§ WHAT NEEDS TO BE DONE:
From the entries below, please gather each line containing the string "options".

start

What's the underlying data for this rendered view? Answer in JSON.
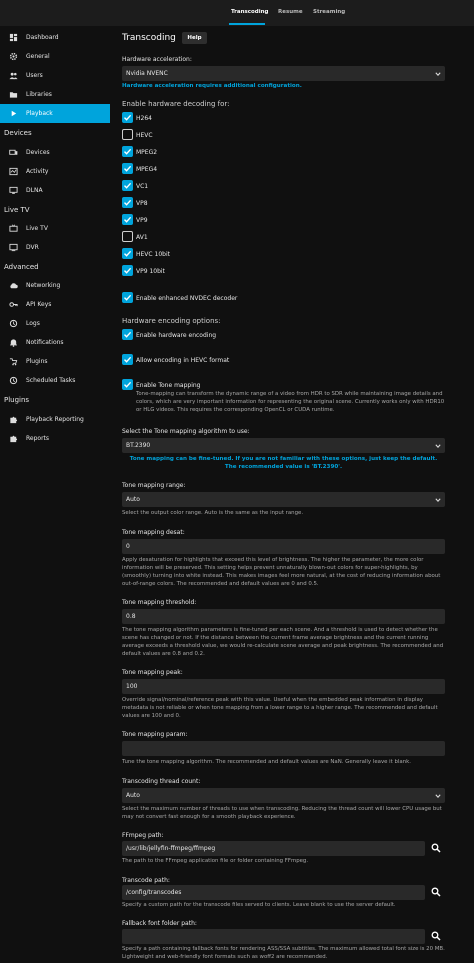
{
  "topbar": {
    "tabs": [
      {
        "label": "Transcoding",
        "active": true
      },
      {
        "label": "Resume",
        "active": false
      },
      {
        "label": "Streaming",
        "active": false
      }
    ]
  },
  "sidebar": {
    "items_server": [
      {
        "label": "Dashboard",
        "icon": "dashboard-icon"
      },
      {
        "label": "General",
        "icon": "gear-icon"
      },
      {
        "label": "Users",
        "icon": "users-icon"
      },
      {
        "label": "Libraries",
        "icon": "folder-icon"
      },
      {
        "label": "Playback",
        "icon": "play-icon",
        "active": true
      }
    ],
    "devices_header": "Devices",
    "items_devices": [
      {
        "label": "Devices",
        "icon": "devices-icon"
      },
      {
        "label": "Activity",
        "icon": "activity-icon"
      },
      {
        "label": "DLNA",
        "icon": "dlna-icon"
      }
    ],
    "livetv_header": "Live TV",
    "items_livetv": [
      {
        "label": "Live TV",
        "icon": "tv-icon"
      },
      {
        "label": "DVR",
        "icon": "dvr-icon"
      }
    ],
    "advanced_header": "Advanced",
    "items_advanced": [
      {
        "label": "Networking",
        "icon": "cloud-icon"
      },
      {
        "label": "API Keys",
        "icon": "key-icon"
      },
      {
        "label": "Logs",
        "icon": "logs-icon"
      },
      {
        "label": "Notifications",
        "icon": "bell-icon"
      },
      {
        "label": "Plugins",
        "icon": "plug-icon"
      },
      {
        "label": "Scheduled Tasks",
        "icon": "clock-icon"
      }
    ],
    "plugins_header": "Plugins",
    "items_plugins": [
      {
        "label": "Playback Reporting",
        "icon": "puzzle-icon"
      },
      {
        "label": "Reports",
        "icon": "puzzle-icon"
      }
    ]
  },
  "main": {
    "title": "Transcoding",
    "help_label": "Help",
    "hw_accel_label": "Hardware acceleration:",
    "hw_accel_value": "Nvidia NVENC",
    "hw_accel_note": "Hardware acceleration requires additional configuration.",
    "decoding_section": "Enable hardware decoding for:",
    "decoders": [
      {
        "label": "H264",
        "checked": true
      },
      {
        "label": "HEVC",
        "checked": false
      },
      {
        "label": "MPEG2",
        "checked": true
      },
      {
        "label": "MPEG4",
        "checked": true
      },
      {
        "label": "VC1",
        "checked": true
      },
      {
        "label": "VP8",
        "checked": true
      },
      {
        "label": "VP9",
        "checked": true
      },
      {
        "label": "AV1",
        "checked": false
      },
      {
        "label": "HEVC 10bit",
        "checked": true
      },
      {
        "label": "VP9 10bit",
        "checked": true
      }
    ],
    "nvdec_label": "Enable enhanced NVDEC decoder",
    "encoding_section": "Hardware encoding options:",
    "enable_hw_encoding": "Enable hardware encoding",
    "allow_hevc": "Allow encoding in HEVC format",
    "enable_tone_mapping": "Enable Tone mapping",
    "tone_mapping_desc": "Tone-mapping can transform the dynamic range of a video from HDR to SDR while maintaining image details and colors, which are very important information for representing the original scene. Currently works only with HDR10 or HLG videos. This requires the corresponding OpenCL or CUDA runtime.",
    "tm_algorithm_label": "Select the Tone mapping algorithm to use:",
    "tm_algorithm_value": "BT.2390",
    "tm_algorithm_note": "Tone mapping can be fine-tuned. If you are not familiar with these options, just keep the default. The recommended value is 'BT.2390'.",
    "tm_range_label": "Tone mapping range:",
    "tm_range_value": "Auto",
    "tm_range_desc": "Select the output color range. Auto is the same as the input range.",
    "tm_desat_label": "Tone mapping desat:",
    "tm_desat_value": "0",
    "tm_desat_desc": "Apply desaturation for highlights that exceed this level of brightness. The higher the parameter, the more color information will be preserved. This setting helps prevent unnaturally blown-out colors for super-highlights, by (smoothly) turning into white instead. This makes images feel more natural, at the cost of reducing information about out-of-range colors. The recommended and default values are 0 and 0.5.",
    "tm_threshold_label": "Tone mapping threshold:",
    "tm_threshold_value": "0.8",
    "tm_threshold_desc": "The tone mapping algorithm parameters is fine-tuned per each scene. And a threshold is used to detect whether the scene has changed or not. If the distance between the current frame average brightness and the current running average exceeds a threshold value, we would re-calculate scene average and peak brightness. The recommended and default values are 0.8 and 0.2.",
    "tm_peak_label": "Tone mapping peak:",
    "tm_peak_value": "100",
    "tm_peak_desc": "Override signal/nominal/reference peak with this value. Useful when the embedded peak information in display metadata is not reliable or when tone mapping from a lower range to a higher range. The recommended and default values are 100 and 0.",
    "tm_param_label": "Tone mapping param:",
    "tm_param_value": "",
    "tm_param_desc": "Tune the tone mapping algorithm. The recommended and default values are NaN. Generally leave it blank.",
    "thread_count_label": "Transcoding thread count:",
    "thread_count_value": "Auto",
    "thread_count_desc": "Select the maximum number of threads to use when transcoding. Reducing the thread count will lower CPU usage but may not convert fast enough for a smooth playback experience.",
    "ffmpeg_label": "FFmpeg path:",
    "ffmpeg_value": "/usr/lib/jellyfin-ffmpeg/ffmpeg",
    "ffmpeg_desc": "The path to the FFmpeg application file or folder containing FFmpeg.",
    "transcode_path_label": "Transcode path:",
    "transcode_path_value": "/config/transcodes",
    "transcode_path_desc": "Specify a custom path for the transcode files served to clients. Leave blank to use the server default.",
    "fallback_font_label": "Fallback font folder path:",
    "fallback_font_value": "",
    "fallback_font_desc": "Specify a path containing fallback fonts for rendering ASS/SSA subtitles. The maximum allowed total font size is 20 MB. Lightweight and web-friendly font formats such as woff2 are recommended."
  },
  "colors": {
    "accent": "#00a4dc",
    "background": "#101010",
    "input": "#292929"
  }
}
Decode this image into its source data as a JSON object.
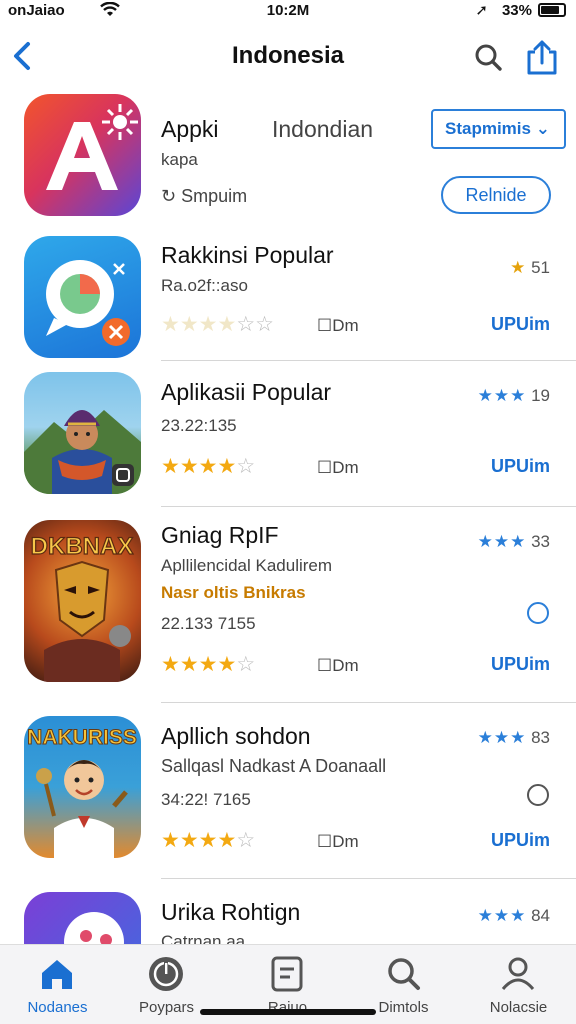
{
  "status": {
    "carrier": "onJaiao",
    "time": "10:2M",
    "battery": "33%"
  },
  "nav": {
    "title": "Indonesia"
  },
  "apps": [
    {
      "name": "Appki",
      "name_extra": "Indondian",
      "sub": "kapa",
      "extra": "Smpuim",
      "dropdown": "Stapmimis",
      "button": "Relnide"
    },
    {
      "name": "Rakkinsi Popular",
      "sub": "Ra.o2f::aso",
      "mid": "Dm",
      "rating": "51",
      "get": "UPUim"
    },
    {
      "name": "Aplikasii Popular",
      "sub": "23.22:135",
      "mid": "Dm",
      "rating": "19",
      "get": "UPUim"
    },
    {
      "name": "Gniag RpIF",
      "sub": "Apllilencidal Kadulirem",
      "sub2": "Nasr oltis Bnikras",
      "sub3": "22.133 7155",
      "mid": "Dm",
      "rating": "33",
      "get": "UPUim"
    },
    {
      "name": "Apllich sohdon",
      "sub": "Sallqasl Nadkast A Doanaall",
      "sub3": "34:22! 7165",
      "mid": "Dm",
      "rating": "83",
      "get": "UPUim"
    },
    {
      "name": "Urika Rohtign",
      "sub": "Catrnan aa",
      "rating": "84"
    }
  ],
  "icons": {
    "app1": {
      "label": "DKBNAX"
    },
    "app2": {
      "label": "NAKURISS"
    }
  },
  "tabs": [
    {
      "label": "Nodanes",
      "icon": "home-icon"
    },
    {
      "label": "Poypars",
      "icon": "power-icon"
    },
    {
      "label": "Rajuo",
      "icon": "document-icon"
    },
    {
      "label": "Dimtols",
      "icon": "search-icon"
    },
    {
      "label": "Nolacsie",
      "icon": "person-icon"
    }
  ],
  "colors": {
    "accent": "#1a6fd1",
    "star": "#f3a912"
  }
}
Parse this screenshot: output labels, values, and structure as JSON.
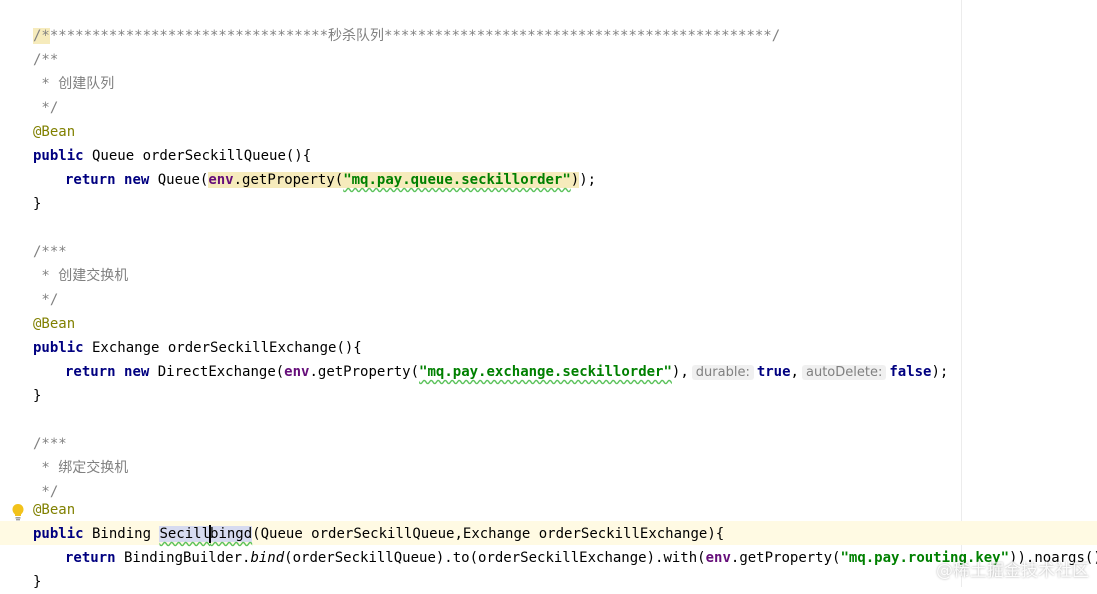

end

§ RESPONSE FOR THIS EXERCISE:
    "encoding_section": "Hardware encoding options:",
    "tm_algorithm_note": "Tone mapping can be fine-tuned. If you are not familiar with these options, just keep the default. The recommended value is 'BT.2390'.",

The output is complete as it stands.